**WRITTEN INSTRUCTION**
Reproduce the records below in their entirety, character for character.

** Start of MATERIAL SHOWN **

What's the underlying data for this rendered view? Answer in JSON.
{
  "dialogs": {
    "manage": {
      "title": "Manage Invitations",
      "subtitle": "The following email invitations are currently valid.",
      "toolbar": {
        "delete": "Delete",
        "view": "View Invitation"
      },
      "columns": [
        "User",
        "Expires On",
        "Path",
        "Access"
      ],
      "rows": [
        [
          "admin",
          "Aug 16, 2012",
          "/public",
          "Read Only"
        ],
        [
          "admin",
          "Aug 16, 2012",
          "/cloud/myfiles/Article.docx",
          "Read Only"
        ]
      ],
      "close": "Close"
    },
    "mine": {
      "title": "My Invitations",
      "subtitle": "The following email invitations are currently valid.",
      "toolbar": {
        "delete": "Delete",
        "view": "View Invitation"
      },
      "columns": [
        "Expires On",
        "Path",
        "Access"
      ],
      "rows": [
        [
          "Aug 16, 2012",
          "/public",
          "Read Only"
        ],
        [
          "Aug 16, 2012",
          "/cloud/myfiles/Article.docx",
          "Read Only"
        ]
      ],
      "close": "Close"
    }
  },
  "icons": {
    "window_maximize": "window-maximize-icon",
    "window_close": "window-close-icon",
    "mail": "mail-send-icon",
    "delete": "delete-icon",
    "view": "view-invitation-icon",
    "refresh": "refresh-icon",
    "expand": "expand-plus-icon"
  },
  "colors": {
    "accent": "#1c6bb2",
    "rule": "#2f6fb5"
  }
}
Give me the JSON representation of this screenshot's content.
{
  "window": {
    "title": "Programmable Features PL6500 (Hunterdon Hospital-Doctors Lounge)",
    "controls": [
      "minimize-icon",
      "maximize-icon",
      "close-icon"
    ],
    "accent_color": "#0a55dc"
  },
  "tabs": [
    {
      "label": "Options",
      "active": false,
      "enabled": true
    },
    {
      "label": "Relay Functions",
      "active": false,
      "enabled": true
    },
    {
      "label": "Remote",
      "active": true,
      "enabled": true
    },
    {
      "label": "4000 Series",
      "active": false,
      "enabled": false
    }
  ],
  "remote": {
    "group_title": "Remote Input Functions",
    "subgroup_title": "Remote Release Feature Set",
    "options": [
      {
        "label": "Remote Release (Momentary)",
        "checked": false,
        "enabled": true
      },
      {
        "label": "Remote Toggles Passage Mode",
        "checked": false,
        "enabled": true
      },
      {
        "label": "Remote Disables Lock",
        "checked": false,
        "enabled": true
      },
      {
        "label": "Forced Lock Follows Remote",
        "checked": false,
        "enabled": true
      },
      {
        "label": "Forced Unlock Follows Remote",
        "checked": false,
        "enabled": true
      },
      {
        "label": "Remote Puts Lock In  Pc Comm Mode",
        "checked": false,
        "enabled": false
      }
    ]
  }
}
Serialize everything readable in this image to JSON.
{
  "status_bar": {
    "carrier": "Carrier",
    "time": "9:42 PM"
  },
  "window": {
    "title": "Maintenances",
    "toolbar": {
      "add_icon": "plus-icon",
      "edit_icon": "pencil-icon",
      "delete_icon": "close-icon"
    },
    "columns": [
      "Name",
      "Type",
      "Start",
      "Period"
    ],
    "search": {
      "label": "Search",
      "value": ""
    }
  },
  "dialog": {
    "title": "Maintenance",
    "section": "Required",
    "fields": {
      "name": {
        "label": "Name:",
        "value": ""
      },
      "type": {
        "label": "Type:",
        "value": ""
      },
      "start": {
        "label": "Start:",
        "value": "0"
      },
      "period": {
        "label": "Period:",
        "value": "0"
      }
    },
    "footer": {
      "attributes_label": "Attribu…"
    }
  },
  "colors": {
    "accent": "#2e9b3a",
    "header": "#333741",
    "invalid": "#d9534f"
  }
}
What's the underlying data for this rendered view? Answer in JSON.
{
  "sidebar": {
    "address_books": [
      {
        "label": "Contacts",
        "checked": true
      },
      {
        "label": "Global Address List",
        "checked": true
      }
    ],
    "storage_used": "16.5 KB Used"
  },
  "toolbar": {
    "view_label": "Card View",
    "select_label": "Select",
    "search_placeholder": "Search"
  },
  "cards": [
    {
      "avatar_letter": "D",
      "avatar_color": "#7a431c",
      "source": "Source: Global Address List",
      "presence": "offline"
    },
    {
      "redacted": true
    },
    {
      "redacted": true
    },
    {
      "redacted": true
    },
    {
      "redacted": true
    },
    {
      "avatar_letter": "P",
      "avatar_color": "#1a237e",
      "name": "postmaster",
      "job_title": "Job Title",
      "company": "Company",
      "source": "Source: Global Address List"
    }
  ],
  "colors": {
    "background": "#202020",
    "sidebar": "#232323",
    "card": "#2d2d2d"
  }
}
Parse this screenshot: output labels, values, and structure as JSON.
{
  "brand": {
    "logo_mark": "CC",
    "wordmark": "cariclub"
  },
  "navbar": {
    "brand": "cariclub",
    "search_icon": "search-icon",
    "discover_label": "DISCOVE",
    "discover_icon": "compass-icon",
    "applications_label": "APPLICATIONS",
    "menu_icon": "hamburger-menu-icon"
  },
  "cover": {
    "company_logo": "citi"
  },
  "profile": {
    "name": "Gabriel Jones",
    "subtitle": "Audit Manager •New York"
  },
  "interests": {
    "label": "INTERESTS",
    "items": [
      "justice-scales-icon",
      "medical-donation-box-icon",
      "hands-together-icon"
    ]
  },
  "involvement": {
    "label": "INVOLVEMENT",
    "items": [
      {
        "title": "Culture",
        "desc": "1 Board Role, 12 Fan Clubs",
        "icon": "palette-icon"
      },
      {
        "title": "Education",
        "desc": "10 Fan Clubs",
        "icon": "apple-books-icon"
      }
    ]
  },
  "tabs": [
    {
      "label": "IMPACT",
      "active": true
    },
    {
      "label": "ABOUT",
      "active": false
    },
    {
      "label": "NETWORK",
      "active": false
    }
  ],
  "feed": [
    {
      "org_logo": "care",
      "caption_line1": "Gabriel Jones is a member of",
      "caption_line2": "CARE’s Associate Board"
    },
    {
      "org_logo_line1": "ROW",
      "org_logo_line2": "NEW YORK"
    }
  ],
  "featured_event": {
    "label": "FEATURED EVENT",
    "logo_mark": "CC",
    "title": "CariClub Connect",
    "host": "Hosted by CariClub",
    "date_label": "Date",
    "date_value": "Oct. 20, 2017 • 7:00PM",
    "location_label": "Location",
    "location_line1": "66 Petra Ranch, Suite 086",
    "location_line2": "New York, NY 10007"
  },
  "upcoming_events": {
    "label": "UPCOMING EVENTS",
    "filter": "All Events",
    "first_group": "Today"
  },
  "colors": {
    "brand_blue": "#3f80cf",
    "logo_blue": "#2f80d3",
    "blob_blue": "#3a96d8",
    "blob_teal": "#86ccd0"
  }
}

** End of MATERIAL SHOWN **

**OUTPUT**
What's the underlying data for this rendered view? Answer in JSON.
{
  "dialogs": {
    "manage": {
      "title": "Manage Invitations",
      "subtitle": "The following email invitations are currently valid.",
      "toolbar": {
        "delete": "Delete",
        "view": "View Invitation"
      },
      "columns": [
        "User",
        "Expires On",
        "Path",
        "Access"
      ],
      "rows": [
        [
          "admin",
          "Aug 16, 2012",
          "/public",
          "Read Only"
        ],
        [
          "admin",
          "Aug 16, 2012",
          "/cloud/myfiles/Article.docx",
          "Read Only"
        ]
      ],
      "close": "Close"
    },
    "mine": {
      "title": "My Invitations",
      "subtitle": "The following email invitations are currently valid.",
      "toolbar": {
        "delete": "Delete",
        "view": "View Invitation"
      },
      "columns": [
        "Expires On",
        "Path",
        "Access"
      ],
      "rows": [
        [
          "Aug 16, 2012",
          "/public",
          "Read Only"
        ],
        [
          "Aug 16, 2012",
          "/cloud/myfiles/Article.docx",
          "Read Only"
        ]
      ],
      "close": "Close"
    }
  },
  "icons": {
    "window_maximize": "window-maximize-icon",
    "window_close": "window-close-icon",
    "mail": "mail-send-icon",
    "delete": "delete-icon",
    "view": "view-invitation-icon",
    "refresh": "refresh-icon",
    "expand": "expand-plus-icon"
  },
  "colors": {
    "accent": "#1c6bb2",
    "rule": "#2f6fb5"
  }
}
Give me the JSON representation of this screenshot's content.
{
  "window": {
    "title": "Programmable Features PL6500 (Hunterdon Hospital-Doctors Lounge)",
    "controls": [
      "minimize-icon",
      "maximize-icon",
      "close-icon"
    ],
    "accent_color": "#0a55dc"
  },
  "tabs": [
    {
      "label": "Options",
      "active": false,
      "enabled": true
    },
    {
      "label": "Relay Functions",
      "active": false,
      "enabled": true
    },
    {
      "label": "Remote",
      "active": true,
      "enabled": true
    },
    {
      "label": "4000 Series",
      "active": false,
      "enabled": false
    }
  ],
  "remote": {
    "group_title": "Remote Input Functions",
    "subgroup_title": "Remote Release Feature Set",
    "options": [
      {
        "label": "Remote Release (Momentary)",
        "checked": false,
        "enabled": true
      },
      {
        "label": "Remote Toggles Passage Mode",
        "checked": false,
        "enabled": true
      },
      {
        "label": "Remote Disables Lock",
        "checked": false,
        "enabled": true
      },
      {
        "label": "Forced Lock Follows Remote",
        "checked": false,
        "enabled": true
      },
      {
        "label": "Forced Unlock Follows Remote",
        "checked": false,
        "enabled": true
      },
      {
        "label": "Remote Puts Lock In  Pc Comm Mode",
        "checked": false,
        "enabled": false
      }
    ]
  }
}
Serialize everything readable in this image to JSON.
{
  "status_bar": {
    "carrier": "Carrier",
    "time": "9:42 PM"
  },
  "window": {
    "title": "Maintenances",
    "toolbar": {
      "add_icon": "plus-icon",
      "edit_icon": "pencil-icon",
      "delete_icon": "close-icon"
    },
    "columns": [
      "Name",
      "Type",
      "Start",
      "Period"
    ],
    "search": {
      "label": "Search",
      "value": ""
    }
  },
  "dialog": {
    "title": "Maintenance",
    "section": "Required",
    "fields": {
      "name": {
        "label": "Name:",
        "value": ""
      },
      "type": {
        "label": "Type:",
        "value": ""
      },
      "start": {
        "label": "Start:",
        "value": "0"
      },
      "period": {
        "label": "Period:",
        "value": "0"
      }
    },
    "footer": {
      "attributes_label": "Attribu…"
    }
  },
  "colors": {
    "accent": "#2e9b3a",
    "header": "#333741",
    "invalid": "#d9534f"
  }
}
What's the underlying data for this rendered view? Answer in JSON.
{
  "sidebar": {
    "address_books": [
      {
        "label": "Contacts",
        "checked": true
      },
      {
        "label": "Global Address List",
        "checked": true
      }
    ],
    "storage_used": "16.5 KB Used"
  },
  "toolbar": {
    "view_label": "Card View",
    "select_label": "Select",
    "search_placeholder": "Search"
  },
  "cards": [
    {
      "avatar_letter": "D",
      "avatar_color": "#7a431c",
      "source": "Source: Global Address List",
      "presence": "offline"
    },
    {
      "redacted": true
    },
    {
      "redacted": true
    },
    {
      "redacted": true
    },
    {
      "redacted": true
    },
    {
      "avatar_letter": "P",
      "avatar_color": "#1a237e",
      "name": "postmaster",
      "job_title": "Job Title",
      "company": "Company",
      "source": "Source: Global Address List"
    }
  ],
  "colors": {
    "background": "#202020",
    "sidebar": "#232323",
    "card": "#2d2d2d"
  }
}
Parse this screenshot: output labels, values, and structure as JSON.
{
  "brand": {
    "logo_mark": "CC",
    "wordmark": "cariclub"
  },
  "navbar": {
    "brand": "cariclub",
    "search_icon": "search-icon",
    "discover_label": "DISCOVE",
    "discover_icon": "compass-icon",
    "applications_label": "APPLICATIONS",
    "menu_icon": "hamburger-menu-icon"
  },
  "cover": {
    "company_logo": "citi"
  },
  "profile": {
    "name": "Gabriel Jones",
    "subtitle": "Audit Manager •New York"
  },
  "interests": {
    "label": "INTERESTS",
    "items": [
      "justice-scales-icon",
      "medical-donation-box-icon",
      "hands-together-icon"
    ]
  },
  "involvement": {
    "label": "INVOLVEMENT",
    "items": [
      {
        "title": "Culture",
        "desc": "1 Board Role, 12 Fan Clubs",
        "icon": "palette-icon"
      },
      {
        "title": "Education",
        "desc": "10 Fan Clubs",
        "icon": "apple-books-icon"
      }
    ]
  },
  "tabs": [
    {
      "label": "IMPACT",
      "active": true
    },
    {
      "label": "ABOUT",
      "active": false
    },
    {
      "label": "NETWORK",
      "active": false
    }
  ],
  "feed": [
    {
      "org_logo": "care",
      "caption_line1": "Gabriel Jones is a member of",
      "caption_line2": "CARE’s Associate Board"
    },
    {
      "org_logo_line1": "ROW",
      "org_logo_line2": "NEW YORK"
    }
  ],
  "featured_event": {
    "label": "FEATURED EVENT",
    "logo_mark": "CC",
    "title": "CariClub Connect",
    "host": "Hosted by CariClub",
    "date_label": "Date",
    "date_value": "Oct. 20, 2017 • 7:00PM",
    "location_label": "Location",
    "location_line1": "66 Petra Ranch, Suite 086",
    "location_line2": "New York, NY 10007"
  },
  "upcoming_events": {
    "label": "UPCOMING EVENTS",
    "filter": "All Events",
    "first_group": "Today"
  },
  "colors": {
    "brand_blue": "#3f80cf",
    "logo_blue": "#2f80d3",
    "blob_blue": "#3a96d8",
    "blob_teal": "#86ccd0"
  }
}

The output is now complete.